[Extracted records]
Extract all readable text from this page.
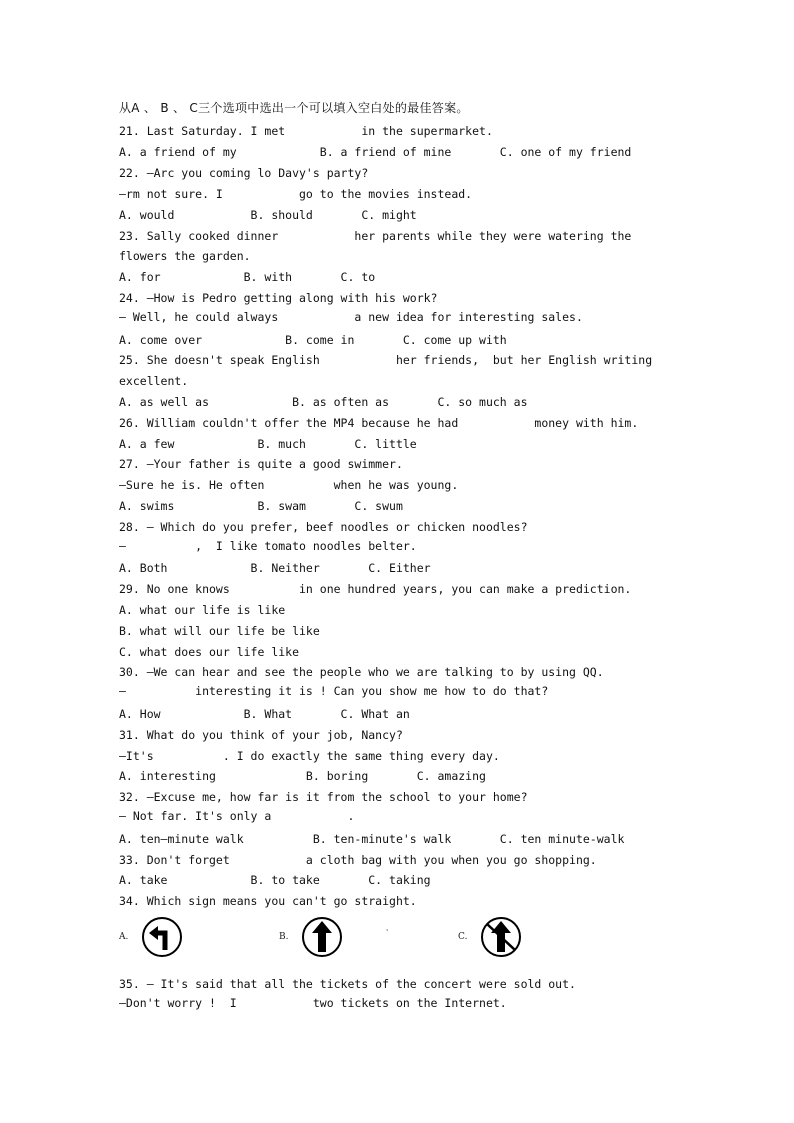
从A 、 B 、 C三个选项中选出一个可以填入空白处的最佳答案。
21. Last Saturday. I met           in the supermarket.
A. a friend of my            B. a friend of mine       C. one of my friend
22. —Arc you coming lo Davy's party?
—rm not sure. I           go to the movies instead.
A. would           B. should       C. might
23. Sally cooked dinner           her parents while they were watering the
flowers the garden.
A. for            B. with       C. to
24. —How is Pedro getting along with his work?
— Well, he could always           a new idea for interesting sales.
A. come over            B. come in       C. come up with
25. She doesn't speak English           her friends,  but her English writing
excellent.
A. as well as            B. as often as       C. so much as
26. William couldn't offer the MP4 because he had           money with him.
A. a few            B. much       C. little
27. —Your father is quite a good swimmer.
—Sure he is. He often          when he was young.
A. swims            B. swam       C. swum
28. — Which do you prefer, beef noodles or chicken noodles?
—          ,  I like tomato noodles belter.
A. Both            B. Neither       C. Either
29. No one knows          in one hundred years, you can make a prediction.
A. what our life is like
B. what will our life be like
C. what does our life like
30. —We can hear and see the people who we are talking to by using QQ.
—          interesting it is ! Can you show me how to do that?
A. How            B. What       C. What an
31. What do you think of your job, Nancy?
—It's          . I do exactly the same thing every day.
A. interesting             B. boring       C. amazing
32. —Excuse me, how far is it from the school to your home?
— Not far. It's only a           .
A. ten—minute walk          B. ten-minute's walk       C. ten minute-walk
33. Don't forget           a cloth bag with you when you go shopping.
A. take            B. to take       C. taking
34. Which sign means you can't go straight.
A.	B.	C.
'
35. — It's said that all the tickets of the concert were sold out.
—Don't worry !  I           two tickets on the Internet.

▶ _What to produce_: Using the records above, say how many lines include the string "from". Only the number is wanted.

▶ _Task output_: 2